** Start of Dataset content **

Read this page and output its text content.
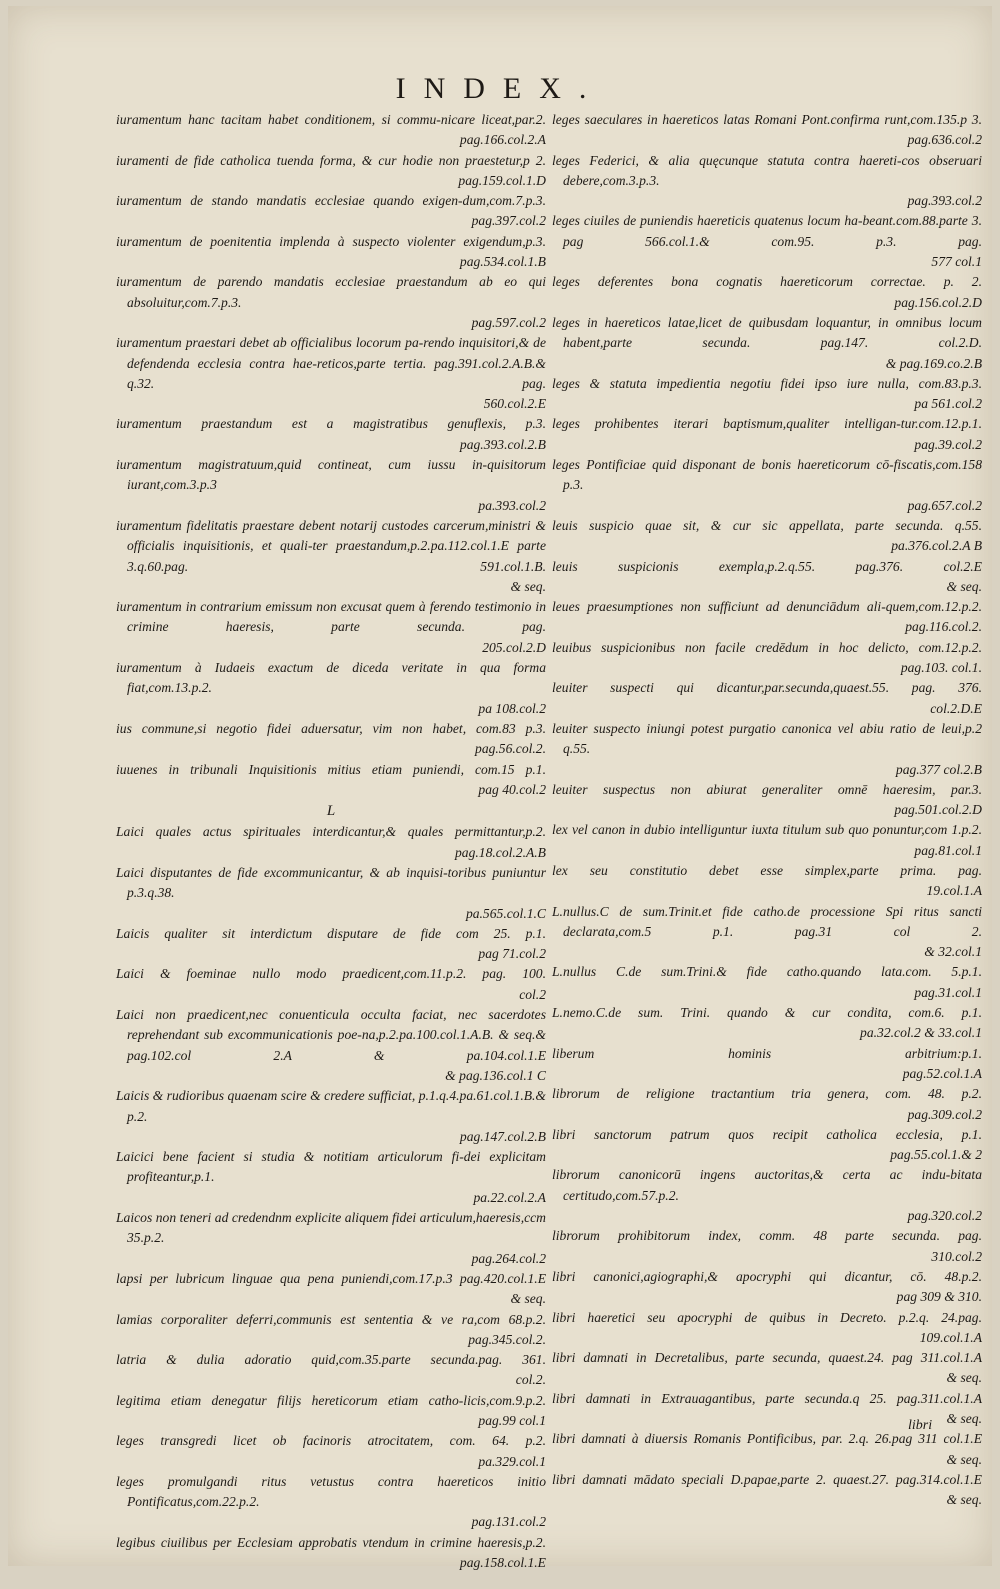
INDEX.
iuramentum hanc tacitam habet conditionem, si commu-nicare liceat,par.2.
pag.166.col.2.A
iuramenti de fide catholica tuenda forma, & cur hodie non praestetur,p 2.
pag.159.col.1.D
iuramentum de stando mandatis ecclesiae quando exigen-dum,com.7.p.3.
pag.397.col.2
iuramentum de poenitentia implenda à suspecto violenter exigendum,p.3.
pag.534.col.1.B
iuramentum de parendo mandatis ecclesiae praestandum ab eo qui absoluitur,com.7.p.3.
pag.597.col.2
iuramentum praestari debet ab officialibus locorum pa-rendo inquisitori,& de defendenda ecclesia contra hae-reticos,parte tertia. pag.391.col.2.A.B.& q.32. pag.
560.col.2.E
iuramentum praestandum est a magistratibus genuflexis, p.3.
pag.393.col.2.B
iuramentum magistratuum,quid contineat, cum iussu in-quisitorum iurant,com.3.p.3
pa.393.col.2
iuramentum fidelitatis praestare debent notarij custodes carcerum,ministri & officialis inquisitionis, et quali-ter praestandum,p.2.pa.112.col.1.E parte 3.q.60.pag. 591.col.1.B.
& seq.
iuramentum in contrarium emissum non excusat quem à ferendo testimonio in crimine haeresis, parte secunda. pag.
205.col.2.D
iuramentum à Iudaeis exactum de diceda veritate in qua forma fiat,com.13.p.2.
pa 108.col.2
ius commune,si negotio fidei aduersatur, vim non habet, com.83 p.3.
pag.56.col.2.
iuuenes in tribunali Inquisitionis mitius etiam puniendi, com.15 p.1.
pag 40.col.2
L
Laici quales actus spirituales interdicantur,& quales permittantur,p.2.
pag.18.col.2.A.B
Laici disputantes de fide excommunicantur, & ab inquisi-toribus puniuntur p.3.q.38.
pa.565.col.1.C
Laicis qualiter sit interdictum disputare de fide com 25. p.1.
pag 71.col.2
Laici & foeminae nullo modo praedicent,com.11.p.2. pag. 100.
col.2
Laici non praedicent,nec conuenticula occulta faciat, nec sacerdotes reprehendant sub excommunicationis poe-na,p.2.pa.100.col.1.A.B. & seq.& pag.102.col 2.A & pa.104.col.1.E
& pag.136.col.1 C
Laicis & rudioribus quaenam scire & credere sufficiat, p.1.q.4.pa.61.col.1.B.& p.2.
pag.147.col.2.B
Laicici bene facient si studia & notitiam articulorum fi-dei explicitam profiteantur,p.1.
pa.22.col.2.A
Laicos non teneri ad credendnm explicite aliquem fidei articulum,haeresis,ccm 35.p.2.
pag.264.col.2
lapsi per lubricum linguae qua pena puniendi,com.17.p.3 pag.420.col.1.E
& seq.
lamias corporaliter deferri,communis est sententia & ve ra,com 68.p.2.
pag.345.col.2.
latria & dulia adoratio quid,com.35.parte secunda.pag. 361.
col.2.
legitima etiam denegatur filijs hereticorum etiam catho-licis,com.9.p.2.
pag.99 col.1
leges transgredi licet ob facinoris atrocitatem, com. 64. p.2.
pa.329.col.1
leges promulgandi ritus vetustus contra haereticos initio Pontificatus,com.22.p.2.
pag.131.col.2
legibus ciuilibus per Ecclesiam approbatis vtendum in crimine haeresis,p.2.
pag.158.col.1.E
leges saeculares in haereticos latas Romani Pont.confirma runt,com.135.p 3.
pag.636.col.2
leges Federici, & alia quęcunque statuta contra haereti-cos obseruari debere,com.3.p.3.
pag.393.col.2
leges ciuiles de puniendis haereticis quatenus locum ha-beant.com.88.parte 3. pag 566.col.1.& com.95. p.3. pag.
577 col.1
leges deferentes bona cognatis haereticorum correctae. p. 2.
pag.156.col.2.D
leges in haereticos latae,licet de quibusdam loquantur, in omnibus locum habent,parte secunda. pag.147. col.2.D.
& pag.169.co.2.B
leges & statuta impedientia negotiu fidei ipso iure nulla, com.83.p.3.
pa 561.col.2
leges prohibentes iterari baptismum,qualiter intelligan-tur.com.12.p.1.
pag.39.col.2
leges Pontificiae quid disponant de bonis haereticorum cō-fiscatis,com.158 p.3.
pag.657.col.2
leuis suspicio quae sit, & cur sic appellata, parte secunda. q.55.
pa.376.col.2.A B
leuis suspicionis exempla,p.2.q.55. pag.376. col.2.E
& seq.
leues praesumptiones non sufficiunt ad denunciādum ali-quem,com.12.p.2.
pag.116.col.2.
leuibus suspicionibus non facile credēdum in hoc delicto, com.12.p.2.
pag.103. col.1.
leuiter suspecti qui dicantur,par.secunda,quaest.55. pag. 376.
col.2.D.E
leuiter suspecto iniungi potest purgatio canonica vel abiu ratio de leui,p.2 q.55.
pag.377 col.2.B
leuiter suspectus non abiurat generaliter omnē haeresim, par.3.
pag.501.col.2.D
lex vel canon in dubio intelliguntur iuxta titulum sub quo ponuntur,com 1.p.2.
pag.81.col.1
lex seu constitutio debet esse simplex,parte prima. pag.
19.col.1.A
L.nullus.C de sum.Trinit.et fide catho.de processione Spi ritus sancti declarata,com.5 p.1. pag.31 col 2.
& 32.col.1
L.nullus C.de sum.Trini.& fide catho.quando lata.com. 5.p.1.
pag.31.col.1
L.nemo.C.de sum. Trini. quando & cur condita, com.6. p.1.
pa.32.col.2 & 33.col.1
liberum hominis arbitrium:p.1.
pag.52.col.1.A
librorum de religione tractantium tria genera, com. 48. p.2.
pag.309.col.2
libri sanctorum patrum quos recipit catholica ecclesia, p.1.
pag.55.col.1.& 2
librorum canonicorū ingens auctoritas,& certa ac indu-bitata certitudo,com.57.p.2.
pag.320.col.2
librorum prohibitorum index, comm. 48 parte secunda. pag.
310.col.2
libri canonici,agiographi,& apocryphi qui dicantur, cō. 48.p.2.
pag 309 & 310.
libri haeretici seu apocryphi de quibus in Decreto. p.2.q. 24.pag.
109.col.1.A
libri damnati in Decretalibus, parte secunda, quaest.24. pag 311.col.1.A
& seq.
libri damnati in Extrauagantibus, parte secunda.q 25. pag.311.col.1.A
& seq.
libri damnati à diuersis Romanis Pontificibus, par. 2.q. 26.pag 311 col.1.E
& seq.
libri damnati mādato speciali D.papae,parte 2. quaest.27. pag.314.col.1.E
& seq.
libri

** End of Dataset content **

What you have to do
Reply with only the number of lines in the entries that contain the word "Laicis".

Answer for this exercise
2